**AIM:** Copy the data that follows exactly. Include no pictures.

**ENTRIES SHOWN:**
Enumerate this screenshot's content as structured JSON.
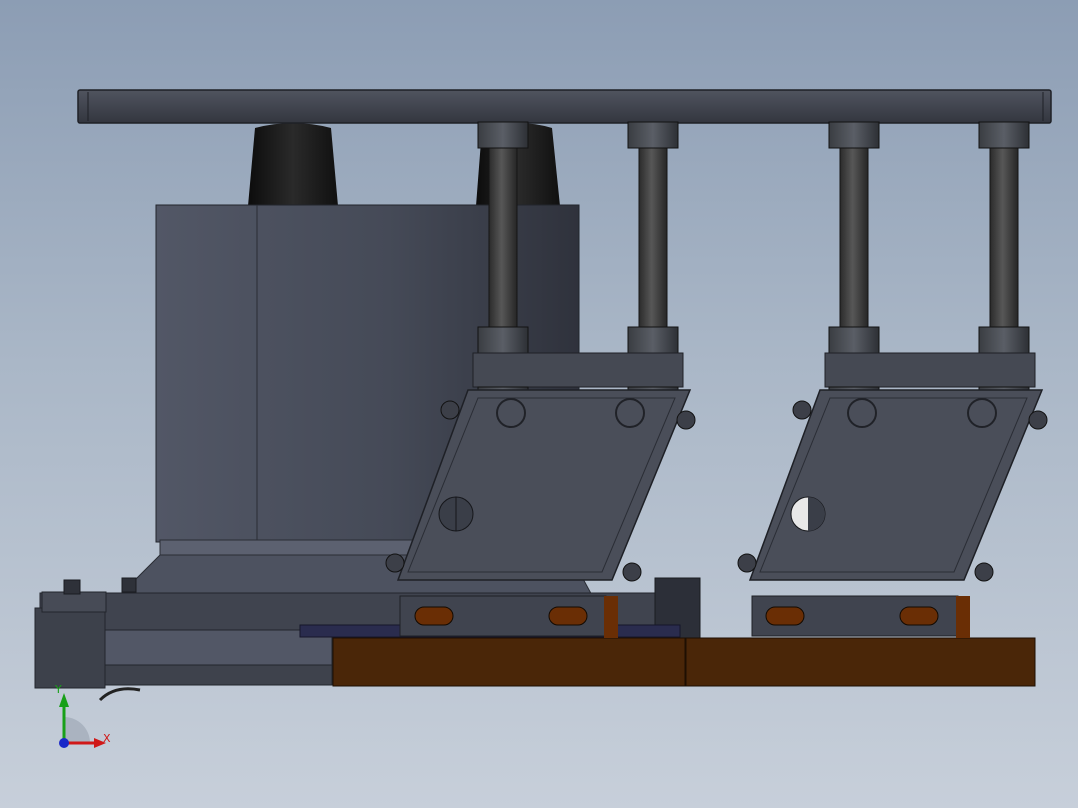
{
  "viewport": {
    "background_top": "#8c9db4",
    "background_bottom": "#c7cfda"
  },
  "model": {
    "colors": {
      "steel_dark": "#3a3e48",
      "steel_mid": "#4b4f5b",
      "steel_light": "#5d6270",
      "rubber": "#151515",
      "wood": "#4a2608",
      "slot": "#6a2e05"
    }
  },
  "triad": {
    "x_label": "X",
    "y_label": "Y",
    "x_color": "#d01818",
    "y_color": "#18a018",
    "z_color": "#1a28c8"
  }
}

**FULL RESPONSE:**
Enumerate this screenshot's content as structured JSON.
{
  "viewport": {
    "background_top": "#8c9db4",
    "background_bottom": "#c7cfda"
  },
  "model": {
    "colors": {
      "steel_dark": "#3a3e48",
      "steel_mid": "#4b4f5b",
      "steel_light": "#5d6270",
      "rubber": "#151515",
      "wood": "#4a2608",
      "slot": "#6a2e05"
    }
  },
  "triad": {
    "x_label": "X",
    "y_label": "Y",
    "x_color": "#d01818",
    "y_color": "#18a018",
    "z_color": "#1a28c8"
  }
}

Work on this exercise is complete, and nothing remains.